[BEGIN DATASET]

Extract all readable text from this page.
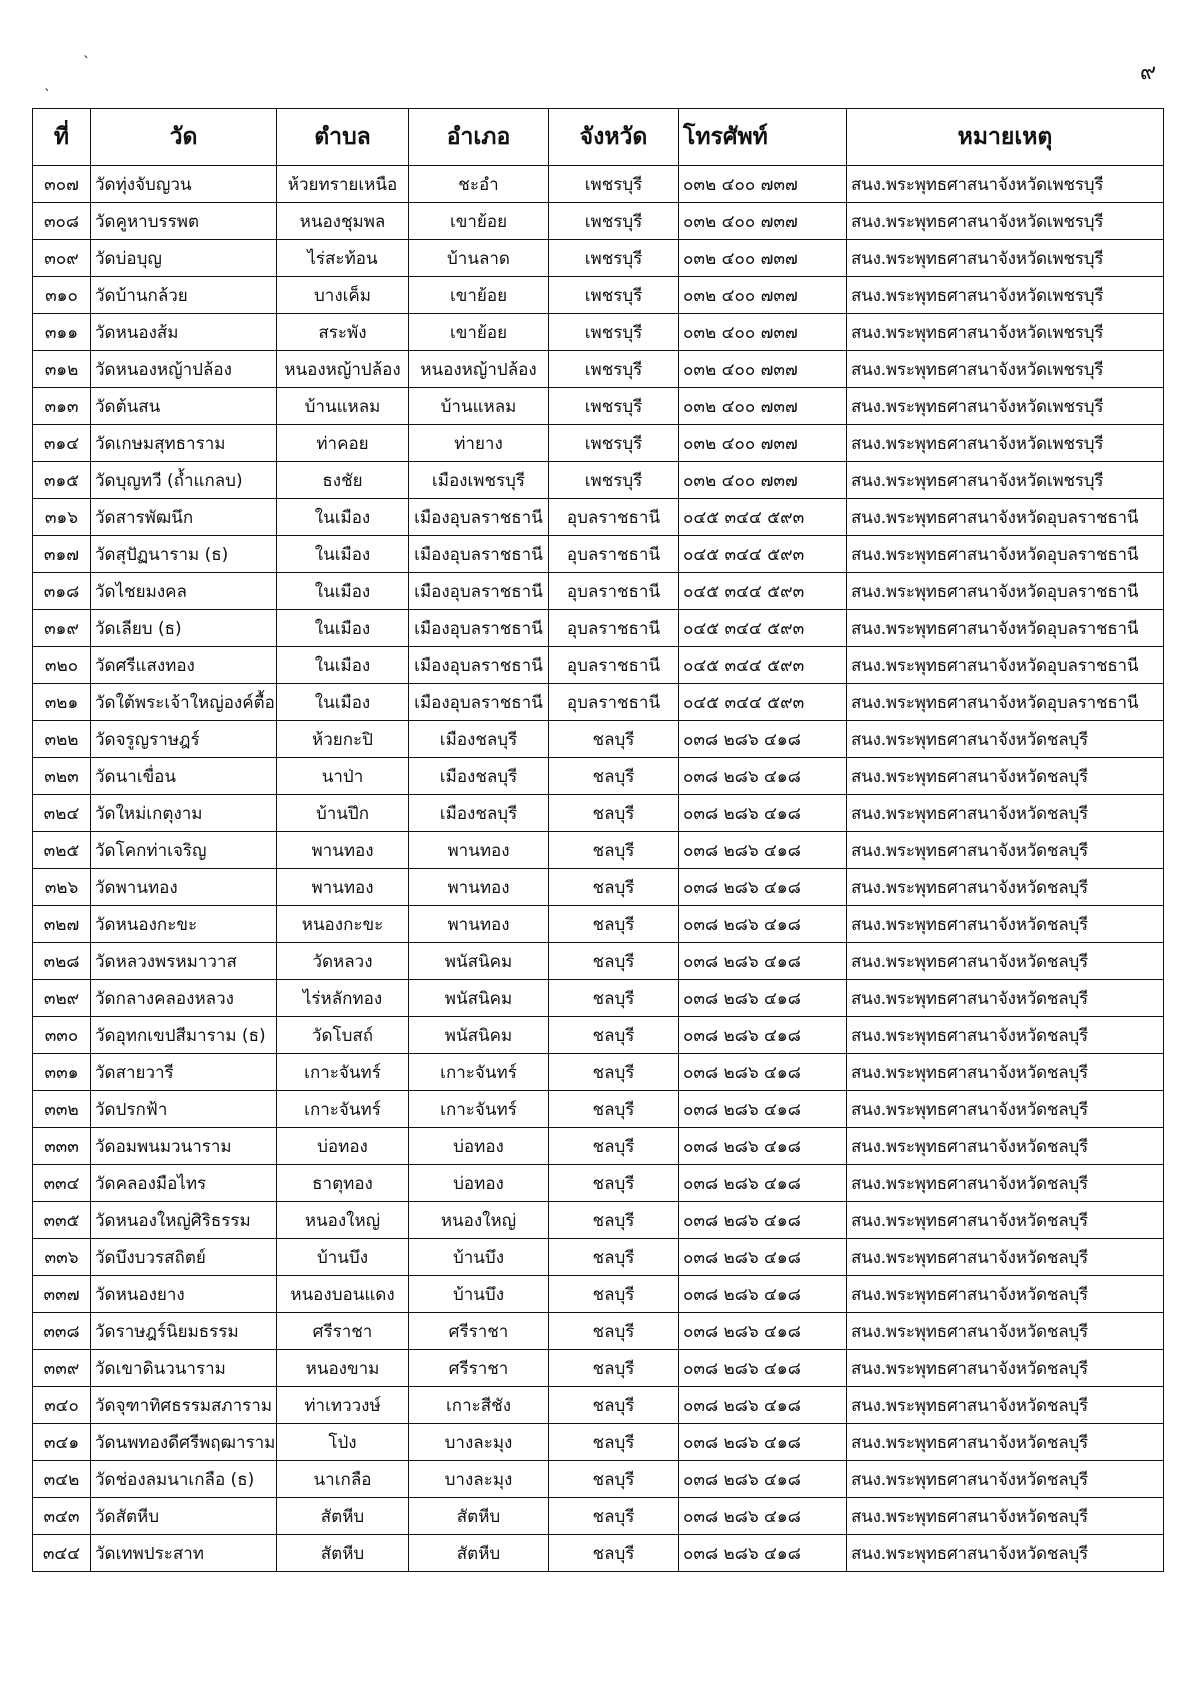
๙
`
`
ที่	วัด	ตำบล	อำเภอ	จังหวัด	โทรศัพท์	หมายเหตุ
๓๐๗	วัดทุ่งจับญวน	ห้วยทรายเหนือ	ชะอำ	เพชรบุรี	๐๓๒ ๔๐๐ ๗๓๗	สนง.พระพุทธศาสนาจังหวัดเพชรบุรี
๓๐๘	วัดคูหาบรรพต	หนองชุมพล	เขาย้อย	เพชรบุรี	๐๓๒ ๔๐๐ ๗๓๗	สนง.พระพุทธศาสนาจังหวัดเพชรบุรี
๓๐๙	วัดบ่อบุญ	ไร่สะท้อน	บ้านลาด	เพชรบุรี	๐๓๒ ๔๐๐ ๗๓๗	สนง.พระพุทธศาสนาจังหวัดเพชรบุรี
๓๑๐	วัดบ้านกล้วย	บางเค็ม	เขาย้อย	เพชรบุรี	๐๓๒ ๔๐๐ ๗๓๗	สนง.พระพุทธศาสนาจังหวัดเพชรบุรี
๓๑๑	วัดหนองส้ม	สระพัง	เขาย้อย	เพชรบุรี	๐๓๒ ๔๐๐ ๗๓๗	สนง.พระพุทธศาสนาจังหวัดเพชรบุรี
๓๑๒	วัดหนองหญ้าปล้อง	หนองหญ้าปล้อง	หนองหญ้าปล้อง	เพชรบุรี	๐๓๒ ๔๐๐ ๗๓๗	สนง.พระพุทธศาสนาจังหวัดเพชรบุรี
๓๑๓	วัดต้นสน	บ้านแหลม	บ้านแหลม	เพชรบุรี	๐๓๒ ๔๐๐ ๗๓๗	สนง.พระพุทธศาสนาจังหวัดเพชรบุรี
๓๑๔	วัดเกษมสุทธาราม	ท่าคอย	ท่ายาง	เพชรบุรี	๐๓๒ ๔๐๐ ๗๓๗	สนง.พระพุทธศาสนาจังหวัดเพชรบุรี
๓๑๕	วัดบุญทวี (ถ้ำแกลบ)	ธงชัย	เมืองเพชรบุรี	เพชรบุรี	๐๓๒ ๔๐๐ ๗๓๗	สนง.พระพุทธศาสนาจังหวัดเพชรบุรี
๓๑๖	วัดสารพัฒนึก	ในเมือง	เมืองอุบลราชธานี	อุบลราชธานี	๐๔๕ ๓๔๔ ๕๙๓	สนง.พระพุทธศาสนาจังหวัดอุบลราชธานี
๓๑๗	วัดสุปัฏนาราม (ธ)	ในเมือง	เมืองอุบลราชธานี	อุบลราชธานี	๐๔๕ ๓๔๔ ๕๙๓	สนง.พระพุทธศาสนาจังหวัดอุบลราชธานี
๓๑๘	วัดไชยมงคล	ในเมือง	เมืองอุบลราชธานี	อุบลราชธานี	๐๔๕ ๓๔๔ ๕๙๓	สนง.พระพุทธศาสนาจังหวัดอุบลราชธานี
๓๑๙	วัดเลียบ (ธ)	ในเมือง	เมืองอุบลราชธานี	อุบลราชธานี	๐๔๕ ๓๔๔ ๕๙๓	สนง.พระพุทธศาสนาจังหวัดอุบลราชธานี
๓๒๐	วัดศรีแสงทอง	ในเมือง	เมืองอุบลราชธานี	อุบลราชธานี	๐๔๕ ๓๔๔ ๕๙๓	สนง.พระพุทธศาสนาจังหวัดอุบลราชธานี
๓๒๑	วัดใต้พระเจ้าใหญ่องค์ตื้อ	ในเมือง	เมืองอุบลราชธานี	อุบลราชธานี	๐๔๕ ๓๔๔ ๕๙๓	สนง.พระพุทธศาสนาจังหวัดอุบลราชธานี
๓๒๒	วัดจรูญราษฎร์	ห้วยกะปิ	เมืองชลบุรี	ชลบุรี	๐๓๘ ๒๘๖ ๔๑๘	สนง.พระพุทธศาสนาจังหวัดชลบุรี
๓๒๓	วัดนาเขื่อน	นาป่า	เมืองชลบุรี	ชลบุรี	๐๓๘ ๒๘๖ ๔๑๘	สนง.พระพุทธศาสนาจังหวัดชลบุรี
๓๒๔	วัดใหม่เกตุงาม	บ้านปึก	เมืองชลบุรี	ชลบุรี	๐๓๘ ๒๘๖ ๔๑๘	สนง.พระพุทธศาสนาจังหวัดชลบุรี
๓๒๕	วัดโคกท่าเจริญ	พานทอง	พานทอง	ชลบุรี	๐๓๘ ๒๘๖ ๔๑๘	สนง.พระพุทธศาสนาจังหวัดชลบุรี
๓๒๖	วัดพานทอง	พานทอง	พานทอง	ชลบุรี	๐๓๘ ๒๘๖ ๔๑๘	สนง.พระพุทธศาสนาจังหวัดชลบุรี
๓๒๗	วัดหนองกะขะ	หนองกะขะ	พานทอง	ชลบุรี	๐๓๘ ๒๘๖ ๔๑๘	สนง.พระพุทธศาสนาจังหวัดชลบุรี
๓๒๘	วัดหลวงพรหมาวาส	วัดหลวง	พนัสนิคม	ชลบุรี	๐๓๘ ๒๘๖ ๔๑๘	สนง.พระพุทธศาสนาจังหวัดชลบุรี
๓๒๙	วัดกลางคลองหลวง	ไร่หลักทอง	พนัสนิคม	ชลบุรี	๐๓๘ ๒๘๖ ๔๑๘	สนง.พระพุทธศาสนาจังหวัดชลบุรี
๓๓๐	วัดอุทกเขปสีมาราม (ธ)	วัดโบสถ์	พนัสนิคม	ชลบุรี	๐๓๘ ๒๘๖ ๔๑๘	สนง.พระพุทธศาสนาจังหวัดชลบุรี
๓๓๑	วัดสายวารี	เกาะจันทร์	เกาะจันทร์	ชลบุรี	๐๓๘ ๒๘๖ ๔๑๘	สนง.พระพุทธศาสนาจังหวัดชลบุรี
๓๓๒	วัดปรกฟ้า	เกาะจันทร์	เกาะจันทร์	ชลบุรี	๐๓๘ ๒๘๖ ๔๑๘	สนง.พระพุทธศาสนาจังหวัดชลบุรี
๓๓๓	วัดอมพนมวนาราม	บ่อทอง	บ่อทอง	ชลบุรี	๐๓๘ ๒๘๖ ๔๑๘	สนง.พระพุทธศาสนาจังหวัดชลบุรี
๓๓๔	วัดคลองมือไทร	ธาตุทอง	บ่อทอง	ชลบุรี	๐๓๘ ๒๘๖ ๔๑๘	สนง.พระพุทธศาสนาจังหวัดชลบุรี
๓๓๕	วัดหนองใหญ่ศิริธรรม	หนองใหญ่	หนองใหญ่	ชลบุรี	๐๓๘ ๒๘๖ ๔๑๘	สนง.พระพุทธศาสนาจังหวัดชลบุรี
๓๓๖	วัดบึงบวรสถิตย์	บ้านบึง	บ้านบึง	ชลบุรี	๐๓๘ ๒๘๖ ๔๑๘	สนง.พระพุทธศาสนาจังหวัดชลบุรี
๓๓๗	วัดหนองยาง	หนองบอนแดง	บ้านบึง	ชลบุรี	๐๓๘ ๒๘๖ ๔๑๘	สนง.พระพุทธศาสนาจังหวัดชลบุรี
๓๓๘	วัดราษฎร์นิยมธรรม	ศรีราชา	ศรีราชา	ชลบุรี	๐๓๘ ๒๘๖ ๔๑๘	สนง.พระพุทธศาสนาจังหวัดชลบุรี
๓๓๙	วัดเขาดินวนาราม	หนองขาม	ศรีราชา	ชลบุรี	๐๓๘ ๒๘๖ ๔๑๘	สนง.พระพุทธศาสนาจังหวัดชลบุรี
๓๔๐	วัดจุฑาทิศธรรมสภาราม	ท่าเทววงษ์	เกาะสีชัง	ชลบุรี	๐๓๘ ๒๘๖ ๔๑๘	สนง.พระพุทธศาสนาจังหวัดชลบุรี
๓๔๑	วัดนพทองดีศรีพฤฒาราม	โป่ง	บางละมุง	ชลบุรี	๐๓๘ ๒๘๖ ๔๑๘	สนง.พระพุทธศาสนาจังหวัดชลบุรี
๓๔๒	วัดช่องลมนาเกลือ (ธ)	นาเกลือ	บางละมุง	ชลบุรี	๐๓๘ ๒๘๖ ๔๑๘	สนง.พระพุทธศาสนาจังหวัดชลบุรี
๓๔๓	วัดสัตหีบ	สัตหีบ	สัตหีบ	ชลบุรี	๐๓๘ ๒๘๖ ๔๑๘	สนง.พระพุทธศาสนาจังหวัดชลบุรี
๓๔๔	วัดเทพประสาท	สัตหีบ	สัตหีบ	ชลบุรี	๐๓๘ ๒๘๖ ๔๑๘	สนง.พระพุทธศาสนาจังหวัดชลบุรี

[END DATASET]

● TASK DESCRIPTION: Copy each line of the records containing the string "องชลบ".

● SOLUTION TO THIS EXERCISE:
๓๒๒	วัดจรูญราษฎร์	ห้วยกะปิ	เมืองชลบุรี	ชลบุรี	๐๓๘ ๒๘๖ ๔๑๘	สนง.พระพุทธศาสนาจังหวัดชลบุรี
๓๒๓	วัดนาเขื่อน	นาป่า	เมืองชลบุรี	ชลบุรี	๐๓๘ ๒๘๖ ๔๑๘	สนง.พระพุทธศาสนาจังหวัดชลบุรี
๓๒๔	วัดใหม่เกตุงาม	บ้านปึก	เมืองชลบุรี	ชลบุรี	๐๓๘ ๒๘๖ ๔๑๘	สนง.พระพุทธศาสนาจังหวัดชลบุรี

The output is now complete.